_Exercise requirements_
Copy the data that follows, character for character, minus the pictures.

start The data

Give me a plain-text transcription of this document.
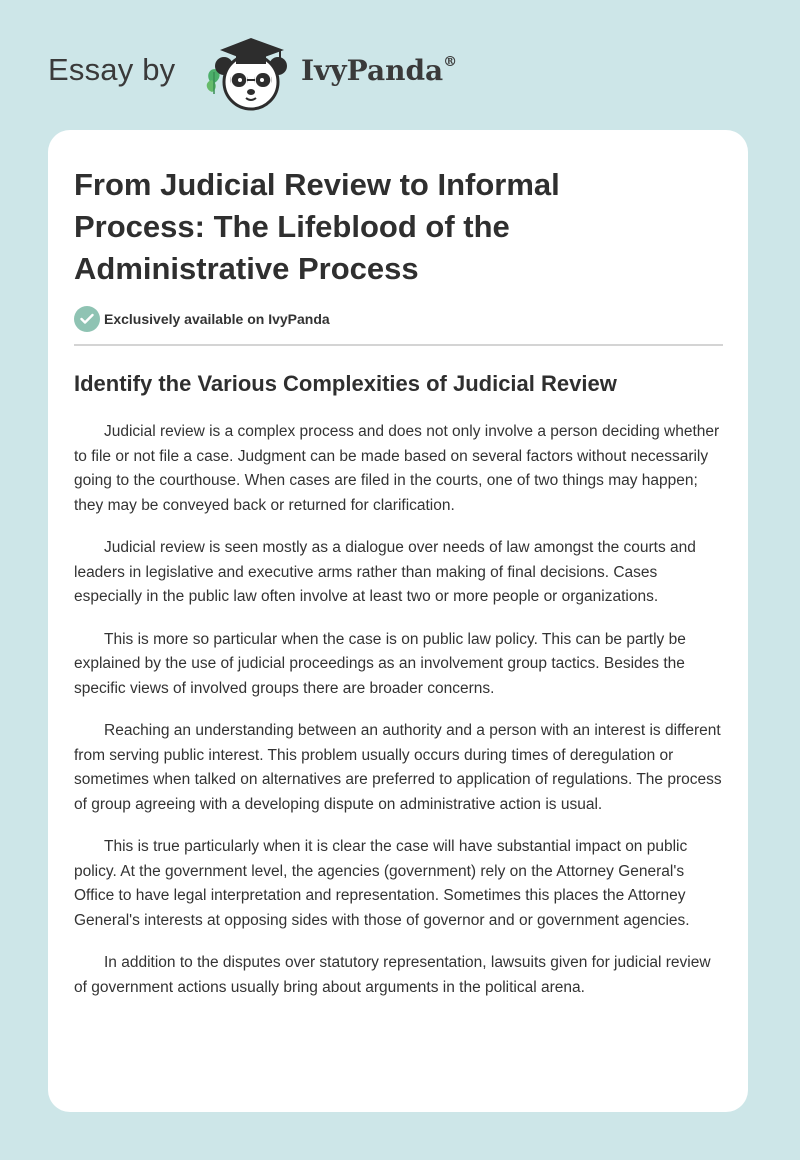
Essay by	IvyPanda®
From Judicial Review to Informal Process: The Lifeblood of the Administrative Process
Exclusively available on IvyPanda
Identify the Various Complexities of Judicial Review

Judicial review is a complex process and does not only involve a person deciding whether to file or not file a case. Judgment can be made based on several factors without necessarily going to the courthouse. When cases are filed in the courts, one of two things may happen; they may be conveyed back or returned for clarification.

Judicial review is seen mostly as a dialogue over needs of law amongst the courts and leaders in legislative and executive arms rather than making of final decisions. Cases especially in the public law often involve at least two or more people or organizations.

This is more so particular when the case is on public law policy. This can be partly be explained by the use of judicial proceedings as an involvement group tactics. Besides the specific views of involved groups there are broader concerns.

Reaching an understanding between an authority and a person with an interest is different from serving public interest. This problem usually occurs during times of deregulation or sometimes when talked on alternatives are preferred to application of regulations. The process of group agreeing with a developing dispute on administrative action is usual.

This is true particularly when it is clear the case will have substantial impact on public policy. At the government level, the agencies (government) rely on the Attorney General's Office to have legal interpretation and representation. Sometimes this places the Attorney General's interests at opposing sides with those of governor and or government agencies.

In addition to the disputes over statutory representation, lawsuits given for judicial review of government actions usually bring about arguments in the political arena.
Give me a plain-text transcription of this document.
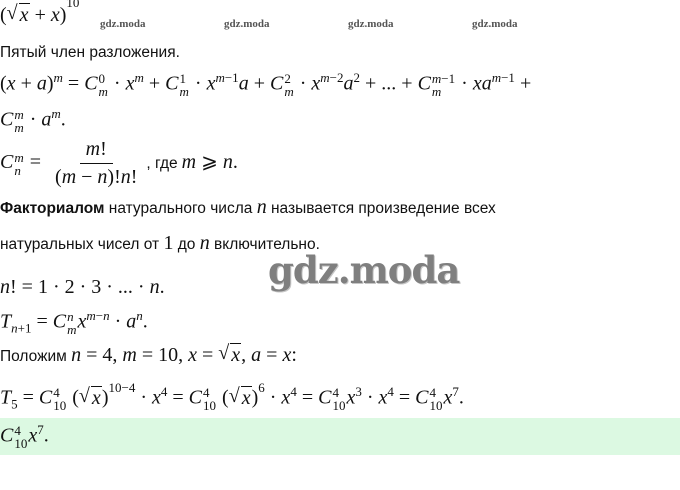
gdz.moda	gdz.moda	gdz.moda	gdz.moda
( √ x + x)$^{10}$
Пятый член разложения.
$(x + a)^m = C$ 0
$m \cdot x^m + C$ 1
$m \cdot x^{m-1}a + C$ 2
$m \cdot x^{m-2}a^2$ + ... + C m−1
$m \cdot xa^{m-1}$ +
C m
$m \cdot a^m$.
C m
$n = \frac{m!}{(m - n)!n!}$ , где m ⩾ n.
Факториалом натурального числа n называется произведение всех
натуральных чисел от 1 до n включительно.
gdz.moda
n! = 1 · 2 · 3 · ... · n.
$T_{n+1} = C$ n
m $x^{m-n} \cdot a^n$.
Положим n = 4, m = 10, x = √ x, a = x:
$T_5 = C$ 4
10 ( √ $x)^{10-4} \cdot x^4 = C$ 4
10 ( √ $x)^6 \cdot x^4 = C$ 4
10 $x^3 \cdot x^4 = C$ 4
10 $x^7$.
C 4
10 $x^7$.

end The data

_Task answer_
Give me a plain-text transcription of this document.
Essay by	IvyPanda®
From Judicial Review to Informal Process: The Lifeblood of the Administrative Process
Exclusively available on IvyPanda
Identify the Various Complexities of Judicial Review

Judicial review is a complex process and does not only involve a person deciding whether to file or not file a case. Judgment can be made based on several factors without necessarily going to the courthouse. When cases are filed in the courts, one of two things may happen; they may be conveyed back or returned for clarification.

Judicial review is seen mostly as a dialogue over needs of law amongst the courts and leaders in legislative and executive arms rather than making of final decisions. Cases especially in the public law often involve at least two or more people or organizations.

This is more so particular when the case is on public law policy. This can be partly be explained by the use of judicial proceedings as an involvement group tactics. Besides the specific views of involved groups there are broader concerns.

Reaching an understanding between an authority and a person with an interest is different from serving public interest. This problem usually occurs during times of deregulation or sometimes when talked on alternatives are preferred to application of regulations. The process of group agreeing with a developing dispute on administrative action is usual.

This is true particularly when it is clear the case will have substantial impact on public policy. At the government level, the agencies (government) rely on the Attorney General's Office to have legal interpretation and representation. Sometimes this places the Attorney General's interests at opposing sides with those of governor and or government agencies.

In addition to the disputes over statutory representation, lawsuits given for judicial review of government actions usually bring about arguments in the political arena.
Give me a plain-text transcription of this document.
gdz.moda	gdz.moda	gdz.moda	gdz.moda
( √ x + x)$^{10}$
Пятый член разложения.
$(x + a)^m = C$ 0
$m \cdot x^m + C$ 1
$m \cdot x^{m-1}a + C$ 2
$m \cdot x^{m-2}a^2$ + ... + C m−1
$m \cdot xa^{m-1}$ +
C m
$m \cdot a^m$.
C m
$n = \frac{m!}{(m - n)!n!}$ , где m ⩾ n.
Факториалом натурального числа n называется произведение всех
натуральных чисел от 1 до n включительно.
gdz.moda
n! = 1 · 2 · 3 · ... · n.
$T_{n+1} = C$ n
m $x^{m-n} \cdot a^n$.
Положим n = 4, m = 10, x = √ x, a = x:
$T_5 = C$ 4
10 ( √ $x)^{10-4} \cdot x^4 = C$ 4
10 ( √ $x)^6 \cdot x^4 = C$ 4
10 $x^3 \cdot x^4 = C$ 4
10 $x^7$.
C 4
10 $x^7$.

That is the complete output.